Excerpted records:

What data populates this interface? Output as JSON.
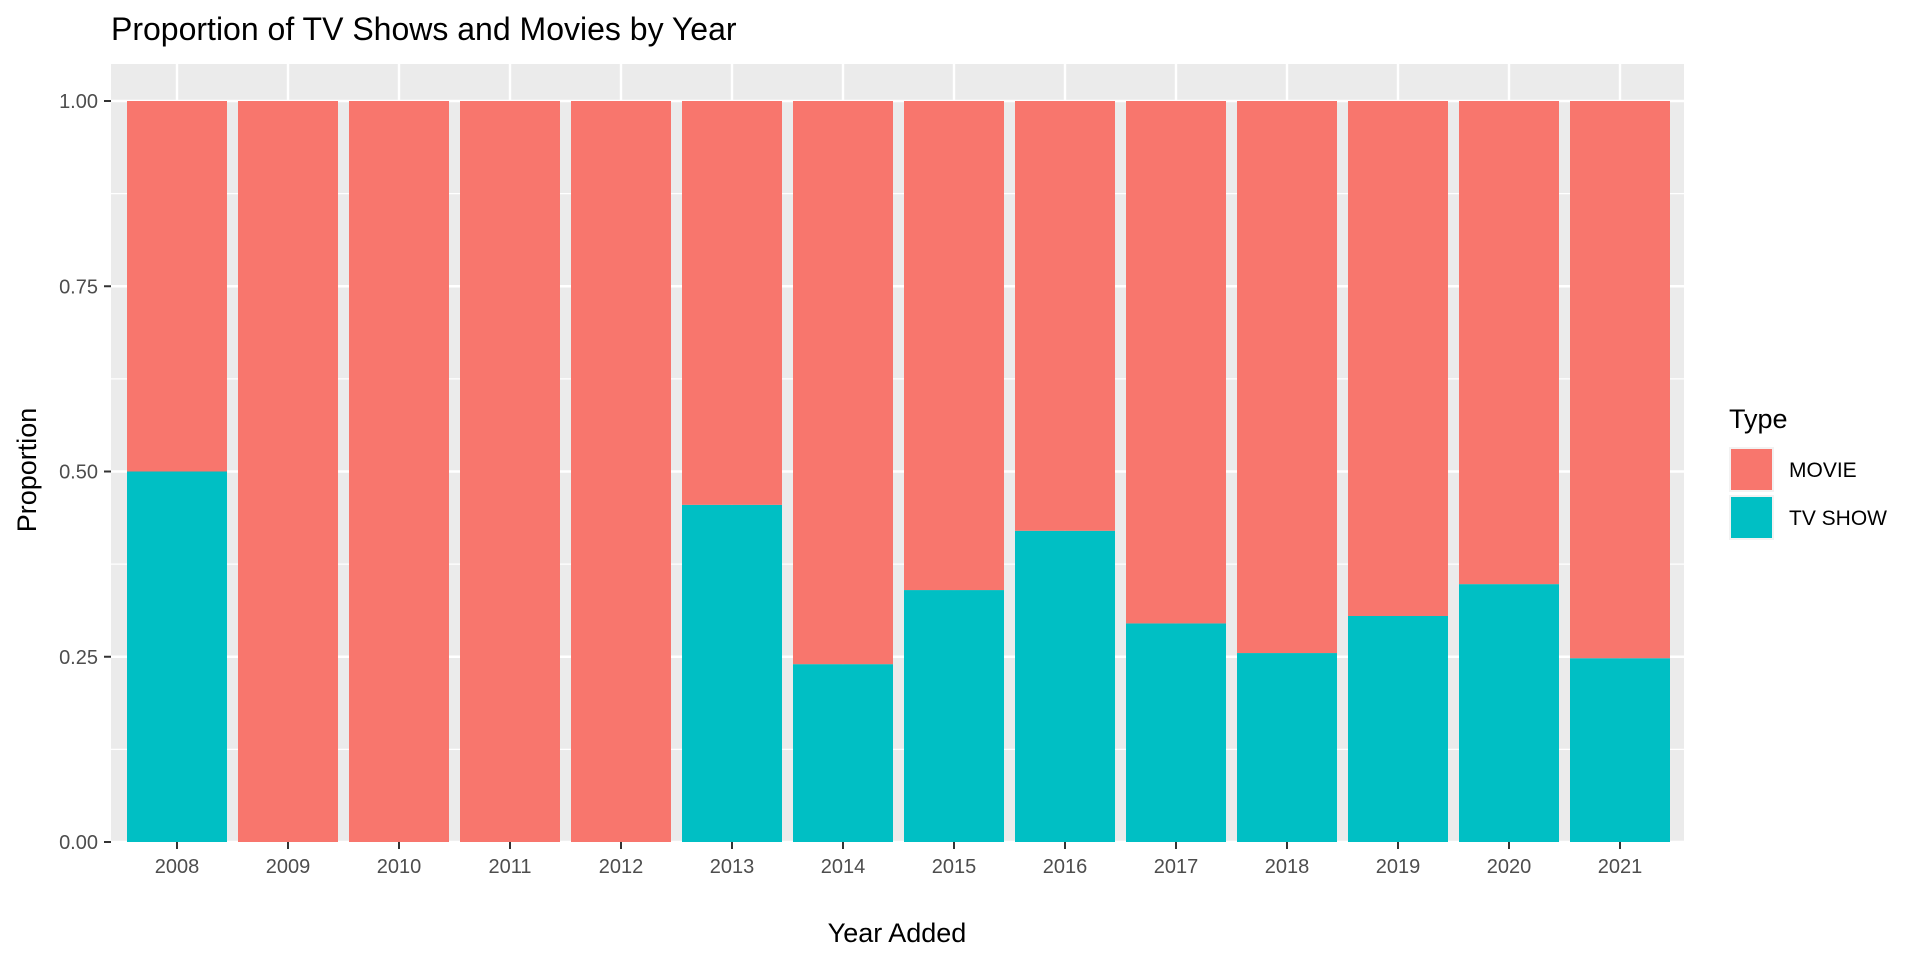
{
  "chart_data": {
    "type": "bar",
    "stacked": true,
    "title": "Proportion of TV Shows and Movies by Year",
    "xlabel": "Year Added",
    "ylabel": "Proportion",
    "ylim": [
      0,
      1
    ],
    "yticks": [
      {
        "value": 0,
        "label": "0.00"
      },
      {
        "value": 0.25,
        "label": "0.25"
      },
      {
        "value": 0.5,
        "label": "0.50"
      },
      {
        "value": 0.75,
        "label": "0.75"
      },
      {
        "value": 1,
        "label": "1.00"
      }
    ],
    "grid": true,
    "legend": {
      "title": "Type",
      "position": "right"
    },
    "categories": [
      "2008",
      "2009",
      "2010",
      "2011",
      "2012",
      "2013",
      "2014",
      "2015",
      "2016",
      "2017",
      "2018",
      "2019",
      "2020",
      "2021"
    ],
    "series": [
      {
        "name": "MOVIE",
        "color": "#F8766D",
        "values": [
          0.5,
          1.0,
          1.0,
          1.0,
          1.0,
          0.545,
          0.76,
          0.66,
          0.58,
          0.705,
          0.745,
          0.695,
          0.652,
          0.752
        ]
      },
      {
        "name": "TV SHOW",
        "color": "#00BFC4",
        "values": [
          0.5,
          0.0,
          0.0,
          0.0,
          0.0,
          0.455,
          0.24,
          0.34,
          0.42,
          0.295,
          0.255,
          0.305,
          0.348,
          0.248
        ]
      }
    ]
  }
}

What you should do:
Give every line above again exactly, with no pictures.

Answer for this exercise:
What data populates this interface? Output as JSON.
{
  "chart_data": {
    "type": "bar",
    "stacked": true,
    "title": "Proportion of TV Shows and Movies by Year",
    "xlabel": "Year Added",
    "ylabel": "Proportion",
    "ylim": [
      0,
      1
    ],
    "yticks": [
      {
        "value": 0,
        "label": "0.00"
      },
      {
        "value": 0.25,
        "label": "0.25"
      },
      {
        "value": 0.5,
        "label": "0.50"
      },
      {
        "value": 0.75,
        "label": "0.75"
      },
      {
        "value": 1,
        "label": "1.00"
      }
    ],
    "grid": true,
    "legend": {
      "title": "Type",
      "position": "right"
    },
    "categories": [
      "2008",
      "2009",
      "2010",
      "2011",
      "2012",
      "2013",
      "2014",
      "2015",
      "2016",
      "2017",
      "2018",
      "2019",
      "2020",
      "2021"
    ],
    "series": [
      {
        "name": "MOVIE",
        "color": "#F8766D",
        "values": [
          0.5,
          1.0,
          1.0,
          1.0,
          1.0,
          0.545,
          0.76,
          0.66,
          0.58,
          0.705,
          0.745,
          0.695,
          0.652,
          0.752
        ]
      },
      {
        "name": "TV SHOW",
        "color": "#00BFC4",
        "values": [
          0.5,
          0.0,
          0.0,
          0.0,
          0.0,
          0.455,
          0.24,
          0.34,
          0.42,
          0.295,
          0.255,
          0.305,
          0.348,
          0.248
        ]
      }
    ]
  }
}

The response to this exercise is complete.